╭─ Supplied data

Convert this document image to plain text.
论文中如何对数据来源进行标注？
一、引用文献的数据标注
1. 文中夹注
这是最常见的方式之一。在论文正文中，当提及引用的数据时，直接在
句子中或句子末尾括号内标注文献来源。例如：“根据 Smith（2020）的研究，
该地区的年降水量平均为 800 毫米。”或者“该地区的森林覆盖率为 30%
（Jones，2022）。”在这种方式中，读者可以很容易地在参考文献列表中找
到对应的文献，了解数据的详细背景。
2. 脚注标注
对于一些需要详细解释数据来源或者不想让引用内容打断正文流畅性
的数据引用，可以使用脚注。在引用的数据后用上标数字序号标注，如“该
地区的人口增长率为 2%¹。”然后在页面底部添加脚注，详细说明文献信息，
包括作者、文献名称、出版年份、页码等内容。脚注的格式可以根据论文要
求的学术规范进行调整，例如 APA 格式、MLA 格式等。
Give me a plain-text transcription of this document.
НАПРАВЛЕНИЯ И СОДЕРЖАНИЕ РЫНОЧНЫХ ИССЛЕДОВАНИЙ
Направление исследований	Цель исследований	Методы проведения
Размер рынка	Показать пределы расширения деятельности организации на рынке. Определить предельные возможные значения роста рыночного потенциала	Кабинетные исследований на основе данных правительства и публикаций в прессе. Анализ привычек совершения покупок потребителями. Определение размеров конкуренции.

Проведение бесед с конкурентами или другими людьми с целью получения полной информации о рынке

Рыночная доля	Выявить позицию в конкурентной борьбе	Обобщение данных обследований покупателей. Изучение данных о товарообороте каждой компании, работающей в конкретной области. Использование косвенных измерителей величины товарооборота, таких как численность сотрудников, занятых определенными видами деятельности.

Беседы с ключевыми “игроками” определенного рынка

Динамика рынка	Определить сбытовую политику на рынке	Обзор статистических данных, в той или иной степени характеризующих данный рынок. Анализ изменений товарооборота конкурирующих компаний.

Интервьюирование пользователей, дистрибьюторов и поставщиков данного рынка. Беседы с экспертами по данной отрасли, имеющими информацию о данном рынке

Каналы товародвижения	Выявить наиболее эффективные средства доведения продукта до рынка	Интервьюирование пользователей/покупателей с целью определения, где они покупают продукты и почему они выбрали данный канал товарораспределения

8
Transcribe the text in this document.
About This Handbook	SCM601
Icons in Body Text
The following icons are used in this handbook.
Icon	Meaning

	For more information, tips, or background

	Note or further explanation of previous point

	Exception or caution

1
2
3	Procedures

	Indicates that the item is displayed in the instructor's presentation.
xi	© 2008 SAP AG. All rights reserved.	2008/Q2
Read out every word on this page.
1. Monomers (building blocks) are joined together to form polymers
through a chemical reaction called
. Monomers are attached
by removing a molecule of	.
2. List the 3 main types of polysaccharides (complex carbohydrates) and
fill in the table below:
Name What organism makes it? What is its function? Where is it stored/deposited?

╰─

(Exercise description):
Pick out, from the lines above, every one that contains the string "рынка".

(Final answer):
Размер рынка	Показать пределы расширения деятельности организации на рынке. Определить предельные возможные значения роста рыночного потенциала	Кабинетные исследований на основе данных правительства и публикаций в прессе. Анализ привычек совершения покупок потребителями. Определение размеров конкуренции.
Беседы с ключевыми “игроками” определенного рынка
Динамика рынка	Определить сбытовую политику на рынке	Обзор статистических данных, в той или иной степени характеризующих данный рынок. Анализ изменений товарооборота конкурирующих компаний.
Интервьюирование пользователей, дистрибьюторов и поставщиков данного рынка. Беседы с экспертами по данной отрасли, имеющими информацию о данном рынке
Каналы товародвижения	Выявить наиболее эффективные средства доведения продукта до рынка	Интервьюирование пользователей/покупателей с целью определения, где они покупают продукты и почему они выбрали данный канал товарораспределения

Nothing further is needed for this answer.